> [Stated exercise]
Write out the entire listing below exactly, with the pictures left out.

--

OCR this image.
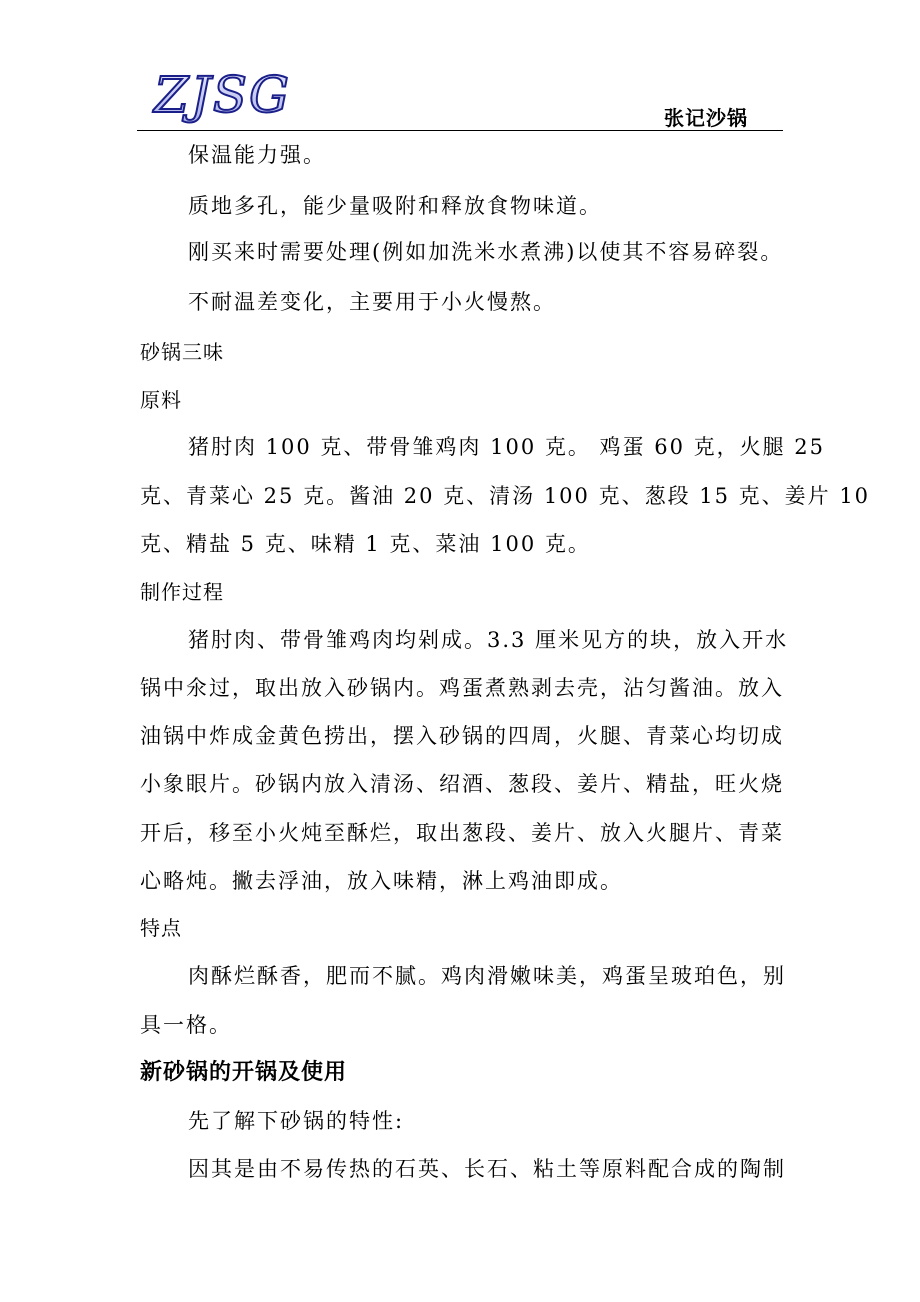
ZJSG	张记沙锅
保温能力强。
质地多孔，能少量吸附和释放食物味道。
刚买来时需要处理(例如加洗米水煮沸)以使其不容易碎裂。
不耐温差变化，主要用于小火慢熬。
砂锅三味
原料
猪肘肉 100 克、带骨雏鸡肉 100 克。 鸡蛋 60 克，火腿 25
克、青菜心 25 克。酱油 20 克、清汤 100 克、葱段 15 克、姜片 10
克、精盐 5 克、味精 1 克、菜油 100 克。
制作过程
猪肘肉、带骨雏鸡肉均剁成。3.3 厘米见方的块，放入开水
锅中氽过，取出放入砂锅内。鸡蛋煮熟剥去壳，沾匀酱油。放入
油锅中炸成金黄色捞出，摆入砂锅的四周，火腿、青菜心均切成
小象眼片。砂锅内放入清汤、绍酒、葱段、姜片、精盐，旺火烧
开后，移至小火炖至酥烂，取出葱段、姜片、放入火腿片、青菜
心略炖。撇去浮油，放入味精，淋上鸡油即成。
特点
肉酥烂酥香，肥而不腻。鸡肉滑嫩味美，鸡蛋呈玻珀色，别
具一格。
新砂锅的开锅及使用
先了解下砂锅的特性:
因其是由不易传热的石英、长石、粘土等原料配合成的陶制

--

> [Final result]
OCR this image.
ZJSG	张记沙锅
保温能力强。
质地多孔，能少量吸附和释放食物味道。
刚买来时需要处理(例如加洗米水煮沸)以使其不容易碎裂。
不耐温差变化，主要用于小火慢熬。
砂锅三味
原料
猪肘肉 100 克、带骨雏鸡肉 100 克。 鸡蛋 60 克，火腿 25
克、青菜心 25 克。酱油 20 克、清汤 100 克、葱段 15 克、姜片 10
克、精盐 5 克、味精 1 克、菜油 100 克。
制作过程
猪肘肉、带骨雏鸡肉均剁成。3.3 厘米见方的块，放入开水
锅中氽过，取出放入砂锅内。鸡蛋煮熟剥去壳，沾匀酱油。放入
油锅中炸成金黄色捞出，摆入砂锅的四周，火腿、青菜心均切成
小象眼片。砂锅内放入清汤、绍酒、葱段、姜片、精盐，旺火烧
开后，移至小火炖至酥烂，取出葱段、姜片、放入火腿片、青菜
心略炖。撇去浮油，放入味精，淋上鸡油即成。
特点
肉酥烂酥香，肥而不腻。鸡肉滑嫩味美，鸡蛋呈玻珀色，别
具一格。
新砂锅的开锅及使用
先了解下砂锅的特性:
因其是由不易传热的石英、长石、粘土等原料配合成的陶制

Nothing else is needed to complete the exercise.